* Begin *

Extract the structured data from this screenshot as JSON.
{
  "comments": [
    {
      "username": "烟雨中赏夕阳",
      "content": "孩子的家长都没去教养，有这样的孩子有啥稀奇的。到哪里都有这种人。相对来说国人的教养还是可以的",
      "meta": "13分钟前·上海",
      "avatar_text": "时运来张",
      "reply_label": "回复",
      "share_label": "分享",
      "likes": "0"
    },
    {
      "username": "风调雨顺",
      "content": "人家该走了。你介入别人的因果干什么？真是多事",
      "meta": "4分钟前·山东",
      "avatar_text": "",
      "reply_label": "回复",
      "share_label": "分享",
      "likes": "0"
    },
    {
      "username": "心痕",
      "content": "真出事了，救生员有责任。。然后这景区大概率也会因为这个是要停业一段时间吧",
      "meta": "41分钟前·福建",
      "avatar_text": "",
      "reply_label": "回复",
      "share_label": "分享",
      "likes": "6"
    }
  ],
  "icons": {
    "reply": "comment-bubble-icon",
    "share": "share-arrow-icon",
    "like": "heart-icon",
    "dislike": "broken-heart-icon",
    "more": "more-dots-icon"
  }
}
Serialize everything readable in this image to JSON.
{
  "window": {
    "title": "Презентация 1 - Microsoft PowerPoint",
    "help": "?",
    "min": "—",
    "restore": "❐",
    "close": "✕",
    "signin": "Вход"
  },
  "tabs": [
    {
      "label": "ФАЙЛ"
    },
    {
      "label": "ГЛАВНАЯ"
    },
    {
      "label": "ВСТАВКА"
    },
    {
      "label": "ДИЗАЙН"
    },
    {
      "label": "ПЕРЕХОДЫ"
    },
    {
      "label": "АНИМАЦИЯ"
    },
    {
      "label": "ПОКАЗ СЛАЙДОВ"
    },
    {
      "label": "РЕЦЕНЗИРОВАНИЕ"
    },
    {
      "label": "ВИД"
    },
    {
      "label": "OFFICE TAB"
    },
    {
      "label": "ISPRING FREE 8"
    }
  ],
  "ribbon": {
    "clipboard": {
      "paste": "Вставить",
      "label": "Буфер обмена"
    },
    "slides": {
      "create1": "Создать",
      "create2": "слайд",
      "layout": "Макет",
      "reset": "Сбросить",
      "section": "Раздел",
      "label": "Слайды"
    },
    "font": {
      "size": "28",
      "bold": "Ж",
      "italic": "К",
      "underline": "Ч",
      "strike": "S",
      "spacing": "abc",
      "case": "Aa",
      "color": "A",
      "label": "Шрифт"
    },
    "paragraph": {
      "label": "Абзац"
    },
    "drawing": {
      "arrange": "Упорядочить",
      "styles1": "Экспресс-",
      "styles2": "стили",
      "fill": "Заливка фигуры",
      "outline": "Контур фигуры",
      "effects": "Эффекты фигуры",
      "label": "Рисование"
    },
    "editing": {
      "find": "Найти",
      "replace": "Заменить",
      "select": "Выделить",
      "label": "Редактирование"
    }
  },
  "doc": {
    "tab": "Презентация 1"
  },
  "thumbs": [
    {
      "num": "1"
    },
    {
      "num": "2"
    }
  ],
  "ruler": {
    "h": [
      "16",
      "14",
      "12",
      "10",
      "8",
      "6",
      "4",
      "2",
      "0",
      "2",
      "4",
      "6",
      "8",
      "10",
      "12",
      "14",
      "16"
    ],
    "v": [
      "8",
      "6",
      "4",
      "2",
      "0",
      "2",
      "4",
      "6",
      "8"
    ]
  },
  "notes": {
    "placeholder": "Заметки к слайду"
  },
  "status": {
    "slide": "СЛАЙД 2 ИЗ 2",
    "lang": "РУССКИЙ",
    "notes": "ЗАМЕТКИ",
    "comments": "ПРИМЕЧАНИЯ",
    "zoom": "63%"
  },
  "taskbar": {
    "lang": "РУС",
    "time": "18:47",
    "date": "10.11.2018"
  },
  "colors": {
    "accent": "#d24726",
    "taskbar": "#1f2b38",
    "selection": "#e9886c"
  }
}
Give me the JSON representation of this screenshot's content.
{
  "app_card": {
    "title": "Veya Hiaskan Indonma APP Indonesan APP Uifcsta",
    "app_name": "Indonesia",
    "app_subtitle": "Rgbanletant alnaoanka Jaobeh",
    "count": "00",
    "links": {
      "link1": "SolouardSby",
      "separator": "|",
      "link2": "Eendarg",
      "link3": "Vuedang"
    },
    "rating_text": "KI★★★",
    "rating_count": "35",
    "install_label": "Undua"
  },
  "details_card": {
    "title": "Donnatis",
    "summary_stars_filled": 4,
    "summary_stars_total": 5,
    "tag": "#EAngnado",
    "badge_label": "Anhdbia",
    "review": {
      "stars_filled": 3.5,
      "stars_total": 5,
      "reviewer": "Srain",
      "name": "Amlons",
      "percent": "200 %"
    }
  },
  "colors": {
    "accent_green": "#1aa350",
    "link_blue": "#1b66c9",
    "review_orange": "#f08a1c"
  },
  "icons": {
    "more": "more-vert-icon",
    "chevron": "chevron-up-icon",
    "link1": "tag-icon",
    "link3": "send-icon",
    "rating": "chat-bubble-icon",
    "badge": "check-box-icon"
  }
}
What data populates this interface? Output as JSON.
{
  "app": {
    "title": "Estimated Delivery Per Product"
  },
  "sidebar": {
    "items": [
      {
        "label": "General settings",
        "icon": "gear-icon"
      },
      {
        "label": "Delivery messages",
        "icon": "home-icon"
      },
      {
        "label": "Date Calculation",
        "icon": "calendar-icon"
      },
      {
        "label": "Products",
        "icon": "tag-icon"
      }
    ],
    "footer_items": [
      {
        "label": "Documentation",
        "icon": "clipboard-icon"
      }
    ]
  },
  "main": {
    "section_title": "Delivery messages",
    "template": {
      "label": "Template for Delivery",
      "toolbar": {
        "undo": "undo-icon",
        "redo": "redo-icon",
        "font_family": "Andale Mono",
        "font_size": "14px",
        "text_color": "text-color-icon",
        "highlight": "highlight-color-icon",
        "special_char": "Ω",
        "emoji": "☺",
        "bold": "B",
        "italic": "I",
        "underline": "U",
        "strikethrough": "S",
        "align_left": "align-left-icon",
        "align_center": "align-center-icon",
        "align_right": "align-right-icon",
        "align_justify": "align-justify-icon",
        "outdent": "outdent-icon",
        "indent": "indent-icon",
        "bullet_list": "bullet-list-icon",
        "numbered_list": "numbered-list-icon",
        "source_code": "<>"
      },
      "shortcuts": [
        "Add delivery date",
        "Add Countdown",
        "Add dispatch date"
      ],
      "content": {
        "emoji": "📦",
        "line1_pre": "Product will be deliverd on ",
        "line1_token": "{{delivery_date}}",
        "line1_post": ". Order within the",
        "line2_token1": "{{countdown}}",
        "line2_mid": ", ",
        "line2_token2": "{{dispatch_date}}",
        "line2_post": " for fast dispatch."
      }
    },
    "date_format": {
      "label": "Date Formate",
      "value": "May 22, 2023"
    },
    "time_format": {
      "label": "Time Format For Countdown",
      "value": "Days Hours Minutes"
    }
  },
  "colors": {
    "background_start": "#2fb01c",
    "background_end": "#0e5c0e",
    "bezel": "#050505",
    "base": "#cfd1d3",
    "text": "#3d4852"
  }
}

* End *

● **TASK TO COMPLETE**:
Reproduce the listing above verbatim, from first line to last.

● **RESULT FOR THIS TASK**:
Extract the structured data from this screenshot as JSON.
{
  "comments": [
    {
      "username": "烟雨中赏夕阳",
      "content": "孩子的家长都没去教养，有这样的孩子有啥稀奇的。到哪里都有这种人。相对来说国人的教养还是可以的",
      "meta": "13分钟前·上海",
      "avatar_text": "时运来张",
      "reply_label": "回复",
      "share_label": "分享",
      "likes": "0"
    },
    {
      "username": "风调雨顺",
      "content": "人家该走了。你介入别人的因果干什么？真是多事",
      "meta": "4分钟前·山东",
      "avatar_text": "",
      "reply_label": "回复",
      "share_label": "分享",
      "likes": "0"
    },
    {
      "username": "心痕",
      "content": "真出事了，救生员有责任。。然后这景区大概率也会因为这个是要停业一段时间吧",
      "meta": "41分钟前·福建",
      "avatar_text": "",
      "reply_label": "回复",
      "share_label": "分享",
      "likes": "6"
    }
  ],
  "icons": {
    "reply": "comment-bubble-icon",
    "share": "share-arrow-icon",
    "like": "heart-icon",
    "dislike": "broken-heart-icon",
    "more": "more-dots-icon"
  }
}
Serialize everything readable in this image to JSON.
{
  "window": {
    "title": "Презентация 1 - Microsoft PowerPoint",
    "help": "?",
    "min": "—",
    "restore": "❐",
    "close": "✕",
    "signin": "Вход"
  },
  "tabs": [
    {
      "label": "ФАЙЛ"
    },
    {
      "label": "ГЛАВНАЯ"
    },
    {
      "label": "ВСТАВКА"
    },
    {
      "label": "ДИЗАЙН"
    },
    {
      "label": "ПЕРЕХОДЫ"
    },
    {
      "label": "АНИМАЦИЯ"
    },
    {
      "label": "ПОКАЗ СЛАЙДОВ"
    },
    {
      "label": "РЕЦЕНЗИРОВАНИЕ"
    },
    {
      "label": "ВИД"
    },
    {
      "label": "OFFICE TAB"
    },
    {
      "label": "ISPRING FREE 8"
    }
  ],
  "ribbon": {
    "clipboard": {
      "paste": "Вставить",
      "label": "Буфер обмена"
    },
    "slides": {
      "create1": "Создать",
      "create2": "слайд",
      "layout": "Макет",
      "reset": "Сбросить",
      "section": "Раздел",
      "label": "Слайды"
    },
    "font": {
      "size": "28",
      "bold": "Ж",
      "italic": "К",
      "underline": "Ч",
      "strike": "S",
      "spacing": "abc",
      "case": "Aa",
      "color": "A",
      "label": "Шрифт"
    },
    "paragraph": {
      "label": "Абзац"
    },
    "drawing": {
      "arrange": "Упорядочить",
      "styles1": "Экспресс-",
      "styles2": "стили",
      "fill": "Заливка фигуры",
      "outline": "Контур фигуры",
      "effects": "Эффекты фигуры",
      "label": "Рисование"
    },
    "editing": {
      "find": "Найти",
      "replace": "Заменить",
      "select": "Выделить",
      "label": "Редактирование"
    }
  },
  "doc": {
    "tab": "Презентация 1"
  },
  "thumbs": [
    {
      "num": "1"
    },
    {
      "num": "2"
    }
  ],
  "ruler": {
    "h": [
      "16",
      "14",
      "12",
      "10",
      "8",
      "6",
      "4",
      "2",
      "0",
      "2",
      "4",
      "6",
      "8",
      "10",
      "12",
      "14",
      "16"
    ],
    "v": [
      "8",
      "6",
      "4",
      "2",
      "0",
      "2",
      "4",
      "6",
      "8"
    ]
  },
  "notes": {
    "placeholder": "Заметки к слайду"
  },
  "status": {
    "slide": "СЛАЙД 2 ИЗ 2",
    "lang": "РУССКИЙ",
    "notes": "ЗАМЕТКИ",
    "comments": "ПРИМЕЧАНИЯ",
    "zoom": "63%"
  },
  "taskbar": {
    "lang": "РУС",
    "time": "18:47",
    "date": "10.11.2018"
  },
  "colors": {
    "accent": "#d24726",
    "taskbar": "#1f2b38",
    "selection": "#e9886c"
  }
}
Give me the JSON representation of this screenshot's content.
{
  "app_card": {
    "title": "Veya Hiaskan Indonma APP Indonesan APP Uifcsta",
    "app_name": "Indonesia",
    "app_subtitle": "Rgbanletant alnaoanka Jaobeh",
    "count": "00",
    "links": {
      "link1": "SolouardSby",
      "separator": "|",
      "link2": "Eendarg",
      "link3": "Vuedang"
    },
    "rating_text": "KI★★★",
    "rating_count": "35",
    "install_label": "Undua"
  },
  "details_card": {
    "title": "Donnatis",
    "summary_stars_filled": 4,
    "summary_stars_total": 5,
    "tag": "#EAngnado",
    "badge_label": "Anhdbia",
    "review": {
      "stars_filled": 3.5,
      "stars_total": 5,
      "reviewer": "Srain",
      "name": "Amlons",
      "percent": "200 %"
    }
  },
  "colors": {
    "accent_green": "#1aa350",
    "link_blue": "#1b66c9",
    "review_orange": "#f08a1c"
  },
  "icons": {
    "more": "more-vert-icon",
    "chevron": "chevron-up-icon",
    "link1": "tag-icon",
    "link3": "send-icon",
    "rating": "chat-bubble-icon",
    "badge": "check-box-icon"
  }
}
What data populates this interface? Output as JSON.
{
  "app": {
    "title": "Estimated Delivery Per Product"
  },
  "sidebar": {
    "items": [
      {
        "label": "General settings",
        "icon": "gear-icon"
      },
      {
        "label": "Delivery messages",
        "icon": "home-icon"
      },
      {
        "label": "Date Calculation",
        "icon": "calendar-icon"
      },
      {
        "label": "Products",
        "icon": "tag-icon"
      }
    ],
    "footer_items": [
      {
        "label": "Documentation",
        "icon": "clipboard-icon"
      }
    ]
  },
  "main": {
    "section_title": "Delivery messages",
    "template": {
      "label": "Template for Delivery",
      "toolbar": {
        "undo": "undo-icon",
        "redo": "redo-icon",
        "font_family": "Andale Mono",
        "font_size": "14px",
        "text_color": "text-color-icon",
        "highlight": "highlight-color-icon",
        "special_char": "Ω",
        "emoji": "☺",
        "bold": "B",
        "italic": "I",
        "underline": "U",
        "strikethrough": "S",
        "align_left": "align-left-icon",
        "align_center": "align-center-icon",
        "align_right": "align-right-icon",
        "align_justify": "align-justify-icon",
        "outdent": "outdent-icon",
        "indent": "indent-icon",
        "bullet_list": "bullet-list-icon",
        "numbered_list": "numbered-list-icon",
        "source_code": "<>"
      },
      "shortcuts": [
        "Add delivery date",
        "Add Countdown",
        "Add dispatch date"
      ],
      "content": {
        "emoji": "📦",
        "line1_pre": "Product will be deliverd on ",
        "line1_token": "{{delivery_date}}",
        "line1_post": ". Order within the",
        "line2_token1": "{{countdown}}",
        "line2_mid": ", ",
        "line2_token2": "{{dispatch_date}}",
        "line2_post": " for fast dispatch."
      }
    },
    "date_format": {
      "label": "Date Formate",
      "value": "May 22, 2023"
    },
    "time_format": {
      "label": "Time Format For Countdown",
      "value": "Days Hours Minutes"
    }
  },
  "colors": {
    "background_start": "#2fb01c",
    "background_end": "#0e5c0e",
    "bezel": "#050505",
    "base": "#cfd1d3",
    "text": "#3d4852"
  }
}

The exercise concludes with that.